▶ _INFORMATION SUPPLIED_:
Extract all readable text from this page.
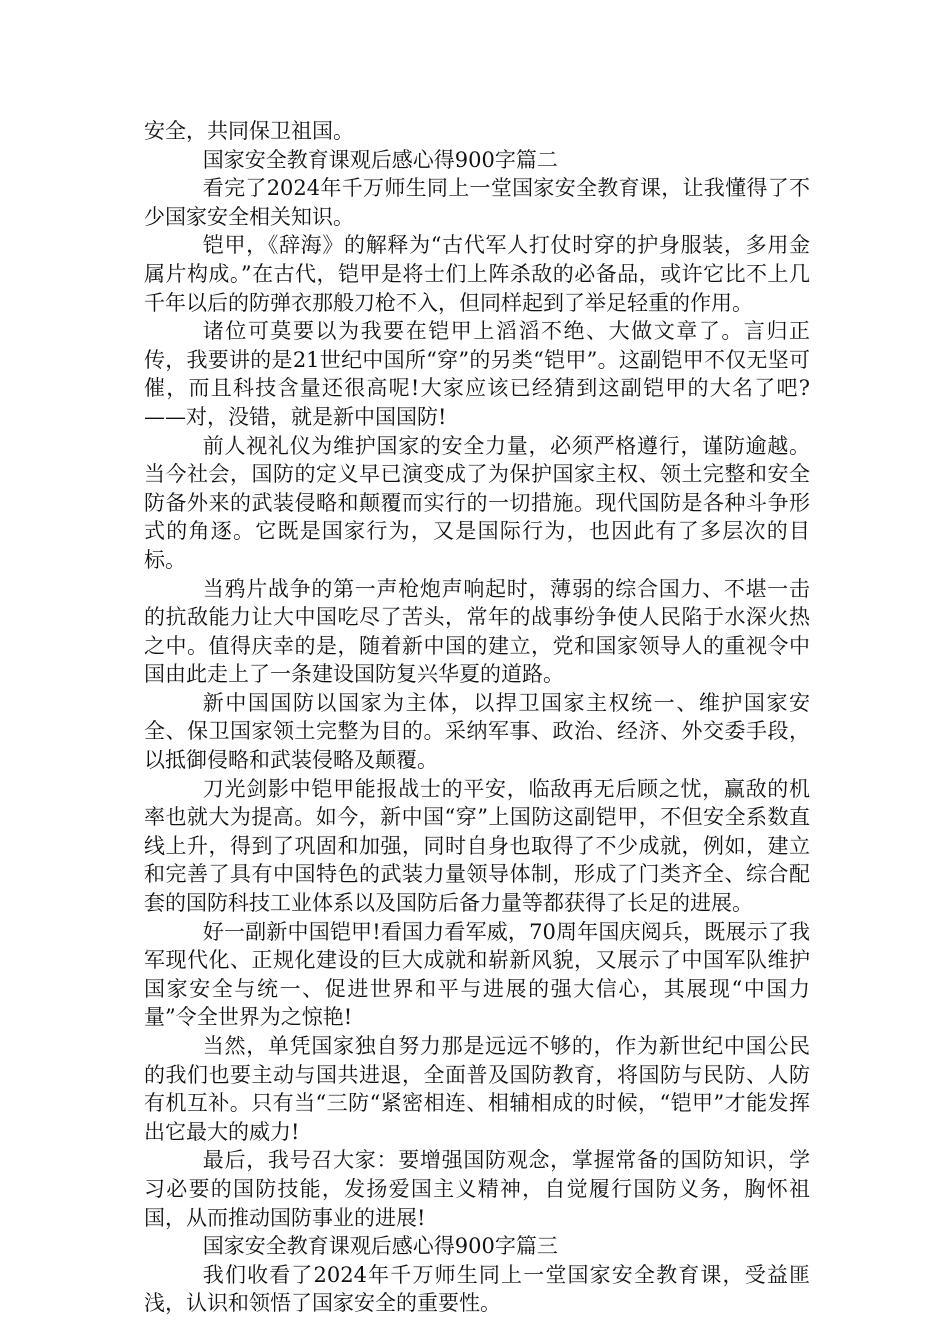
安全，共同保卫祖国。

国家安全教育课观后感心得900字篇二

看完了2024年千万师生同上一堂国家安全教育课，让我懂得了不少国家安全相关知识。

铠甲，《辞海》的解释为“古代军人打仗时穿的护身服装，多用金属片构成。”在古代，铠甲是将士们上阵杀敌的必备品，或许它比不上几千年以后的防弹衣那般刀枪不入，但同样起到了举足轻重的作用。

诸位可莫要以为我要在铠甲上滔滔不绝、大做文章了。言归正传，我要讲的是21世纪中国所“穿”的另类“铠甲”。这副铠甲不仅无坚可催，而且科技含量还很高呢!大家应该已经猜到这副铠甲的大名了吧?——对，没错，就是新中国国防!

前人视礼仪为维护国家的安全力量，必须严格遵行，谨防逾越。当今社会，国防的定义早已演变成了为保护国家主权、领土完整和安全防备外来的武装侵略和颠覆而实行的一切措施。现代国防是各种斗争形式的角逐。它既是国家行为，又是国际行为，也因此有了多层次的目标。

当鸦片战争的第一声枪炮声响起时，薄弱的综合国力、不堪一击的抗敌能力让大中国吃尽了苦头，常年的战事纷争使人民陷于水深火热之中。值得庆幸的是，随着新中国的建立，党和国家领导人的重视令中国由此走上了一条建设国防复兴华夏的道路。

新中国国防以国家为主体，以捍卫国家主权统一、维护国家安全、保卫国家领土完整为目的。采纳军事、政治、经济、外交委手段，以抵御侵略和武装侵略及颠覆。

刀光剑影中铠甲能报战士的平安，临敌再无后顾之忧，赢敌的机率也就大为提高。如今，新中国“穿”上国防这副铠甲，不但安全系数直线上升，得到了巩固和加强，同时自身也取得了不少成就，例如，建立和完善了具有中国特色的武装力量领导体制，形成了门类齐全、综合配套的国防科技工业体系以及国防后备力量等都获得了长足的进展。

好一副新中国铠甲!看国力看军威，70周年国庆阅兵，既展示了我军现代化、正规化建设的巨大成就和崭新风貌，又展示了中国军队维护国家安全与统一、促进世界和平与进展的强大信心，其展现“中国力量”令全世界为之惊艳!

当然，单凭国家独自努力那是远远不够的，作为新世纪中国公民的我们也要主动与国共进退，全面普及国防教育，将国防与民防、人防有机互补。只有当“三防“紧密相连、相辅相成的时候，“铠甲”才能发挥出它最大的威力!

最后，我号召大家：要增强国防观念，掌握常备的国防知识，学习必要的国防技能，发扬爱国主义精神，自觉履行国防义务，胸怀祖国，从而推动国防事业的进展!

国家安全教育课观后感心得900字篇三

我们收看了2024年千万师生同上一堂国家安全教育课，受益匪浅，认识和领悟了国家安全的重要性。
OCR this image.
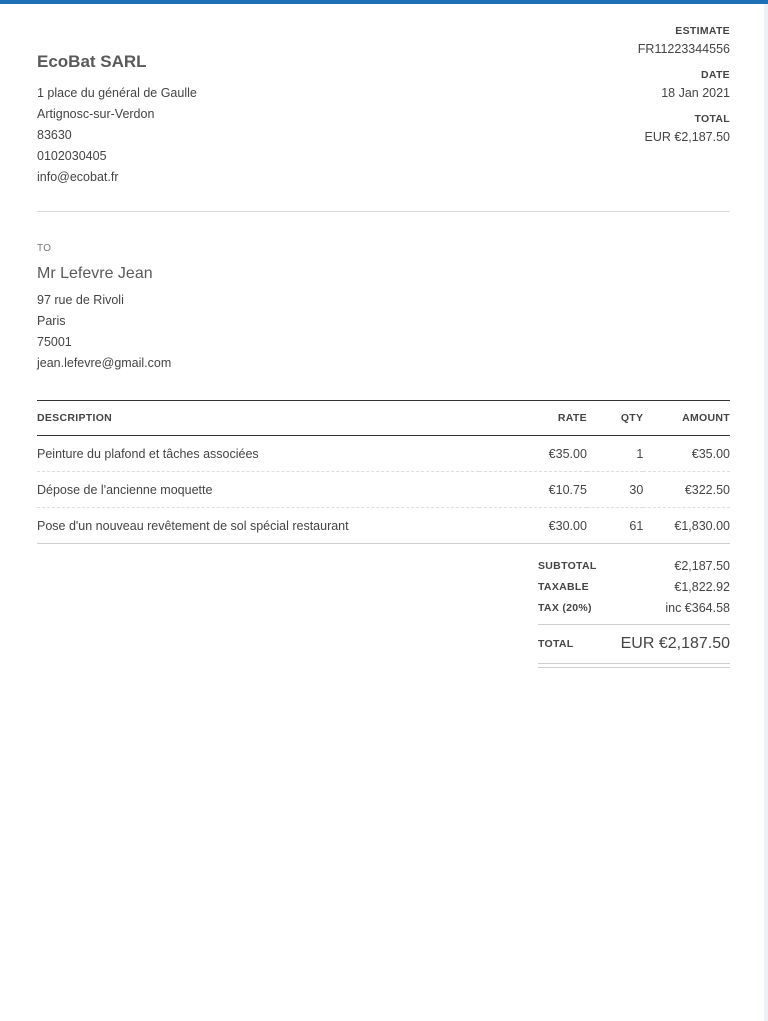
EcoBat SARL
1 place du général de Gaulle
Artignosc-sur-Verdon
83630
0102030405
info@ecobat.fr
ESTIMATE
FR11223344556
DATE
18 Jan 2021
TOTAL
EUR €2,187.50
TO
Mr Lefevre Jean
97 rue de Rivoli
Paris
75001
jean.lefevre@gmail.com
DESCRIPTION	RATE	QTY	AMOUNT
Peinture du plafond et tâches associées	€35.00	1	€35.00
Dépose de l'ancienne moquette	€10.75	30	€322.50
Pose d'un nouveau revêtement de sol spécial restaurant	€30.00	61	€1,830.00
SUBTOTAL	€2,187.50
TAXABLE	€1,822.92
TAX (20%)	inc €364.58
TOTAL	EUR €2,187.50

▶ _WHAT TO DO_: Find how many lines of the entries contain "this". Respond with the number only.

▶ _TASK ANSWER_: 2